** START TASK INPUTS **

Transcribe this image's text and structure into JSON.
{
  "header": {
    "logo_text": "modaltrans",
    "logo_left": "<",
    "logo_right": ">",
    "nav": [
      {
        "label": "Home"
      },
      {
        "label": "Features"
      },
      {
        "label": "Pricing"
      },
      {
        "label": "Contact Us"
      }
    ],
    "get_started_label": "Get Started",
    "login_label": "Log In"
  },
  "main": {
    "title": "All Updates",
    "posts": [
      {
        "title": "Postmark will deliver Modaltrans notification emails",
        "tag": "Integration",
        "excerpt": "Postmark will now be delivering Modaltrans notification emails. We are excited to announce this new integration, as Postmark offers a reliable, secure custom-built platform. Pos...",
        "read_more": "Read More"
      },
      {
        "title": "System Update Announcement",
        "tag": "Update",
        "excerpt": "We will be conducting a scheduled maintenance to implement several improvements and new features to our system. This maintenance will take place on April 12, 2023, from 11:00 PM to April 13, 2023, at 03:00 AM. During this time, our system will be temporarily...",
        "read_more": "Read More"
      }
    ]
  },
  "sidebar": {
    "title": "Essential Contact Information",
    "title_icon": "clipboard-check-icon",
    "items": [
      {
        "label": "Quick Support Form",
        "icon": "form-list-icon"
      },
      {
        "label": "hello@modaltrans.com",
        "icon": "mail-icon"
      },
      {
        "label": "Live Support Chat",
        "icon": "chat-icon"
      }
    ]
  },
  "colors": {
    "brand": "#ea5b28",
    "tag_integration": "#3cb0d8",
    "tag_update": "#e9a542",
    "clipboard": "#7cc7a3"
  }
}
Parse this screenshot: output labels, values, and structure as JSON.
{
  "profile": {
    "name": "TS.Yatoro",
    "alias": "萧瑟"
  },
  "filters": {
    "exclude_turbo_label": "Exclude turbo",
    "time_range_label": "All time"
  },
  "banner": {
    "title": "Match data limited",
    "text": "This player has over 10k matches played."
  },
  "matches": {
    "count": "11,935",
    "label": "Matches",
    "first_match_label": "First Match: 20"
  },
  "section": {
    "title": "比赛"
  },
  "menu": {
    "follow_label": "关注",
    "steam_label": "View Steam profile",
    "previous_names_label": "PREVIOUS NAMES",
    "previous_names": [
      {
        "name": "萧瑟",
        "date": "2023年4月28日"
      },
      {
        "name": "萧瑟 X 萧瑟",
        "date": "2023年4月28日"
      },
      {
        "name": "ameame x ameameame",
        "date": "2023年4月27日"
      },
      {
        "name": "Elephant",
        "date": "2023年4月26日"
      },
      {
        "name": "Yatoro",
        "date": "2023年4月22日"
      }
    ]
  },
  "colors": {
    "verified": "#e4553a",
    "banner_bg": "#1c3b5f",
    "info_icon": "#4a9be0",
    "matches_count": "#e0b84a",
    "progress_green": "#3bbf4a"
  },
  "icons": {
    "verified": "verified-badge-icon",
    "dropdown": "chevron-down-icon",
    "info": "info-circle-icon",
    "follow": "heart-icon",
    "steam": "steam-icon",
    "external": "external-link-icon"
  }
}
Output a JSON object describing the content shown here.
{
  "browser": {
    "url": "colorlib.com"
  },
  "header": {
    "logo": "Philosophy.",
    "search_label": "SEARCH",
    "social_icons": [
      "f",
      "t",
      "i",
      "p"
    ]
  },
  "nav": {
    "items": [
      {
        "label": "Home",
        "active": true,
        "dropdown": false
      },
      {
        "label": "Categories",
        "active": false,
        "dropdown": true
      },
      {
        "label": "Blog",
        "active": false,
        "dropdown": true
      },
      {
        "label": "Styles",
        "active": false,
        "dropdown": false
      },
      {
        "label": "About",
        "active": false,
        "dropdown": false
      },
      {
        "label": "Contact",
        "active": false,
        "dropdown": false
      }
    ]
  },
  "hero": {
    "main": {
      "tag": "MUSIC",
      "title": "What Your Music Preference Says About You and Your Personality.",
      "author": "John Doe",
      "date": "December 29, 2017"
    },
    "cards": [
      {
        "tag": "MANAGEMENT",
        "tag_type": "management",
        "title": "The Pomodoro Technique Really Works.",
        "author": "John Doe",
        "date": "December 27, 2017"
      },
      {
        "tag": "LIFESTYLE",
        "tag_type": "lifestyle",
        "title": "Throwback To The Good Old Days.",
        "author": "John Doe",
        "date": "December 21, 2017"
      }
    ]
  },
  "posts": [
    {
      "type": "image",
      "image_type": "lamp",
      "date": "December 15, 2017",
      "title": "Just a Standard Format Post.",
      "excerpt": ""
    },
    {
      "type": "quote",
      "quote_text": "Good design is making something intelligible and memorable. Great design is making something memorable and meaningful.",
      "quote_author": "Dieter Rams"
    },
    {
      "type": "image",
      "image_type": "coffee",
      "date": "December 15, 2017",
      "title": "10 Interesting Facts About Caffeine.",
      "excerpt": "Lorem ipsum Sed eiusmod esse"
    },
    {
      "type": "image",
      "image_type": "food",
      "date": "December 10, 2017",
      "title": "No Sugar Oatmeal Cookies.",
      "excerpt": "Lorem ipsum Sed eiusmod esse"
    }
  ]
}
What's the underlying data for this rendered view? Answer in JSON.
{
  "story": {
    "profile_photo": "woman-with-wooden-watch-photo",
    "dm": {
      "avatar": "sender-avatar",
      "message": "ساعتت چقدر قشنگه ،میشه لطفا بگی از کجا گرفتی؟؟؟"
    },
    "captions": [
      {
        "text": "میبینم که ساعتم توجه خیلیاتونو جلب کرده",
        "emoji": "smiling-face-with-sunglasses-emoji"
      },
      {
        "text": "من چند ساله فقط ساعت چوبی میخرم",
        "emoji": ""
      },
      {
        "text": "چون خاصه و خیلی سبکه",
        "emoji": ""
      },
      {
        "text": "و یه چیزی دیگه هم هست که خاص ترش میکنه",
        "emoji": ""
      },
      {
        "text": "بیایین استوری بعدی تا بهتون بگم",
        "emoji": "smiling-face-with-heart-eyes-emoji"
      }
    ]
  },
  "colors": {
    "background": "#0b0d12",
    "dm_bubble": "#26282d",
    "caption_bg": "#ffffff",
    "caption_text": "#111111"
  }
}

** END TASK INPUTS **

◆ DO THIS: Find every line in the records above that holds the word "Good", and copy each one.

◆ RESPONSE:
        "title": "Throwback To The Good Old Days.",
      "quote_text": "Good design is making something intelligible and memorable. Great design is making something memorable and meaningful.",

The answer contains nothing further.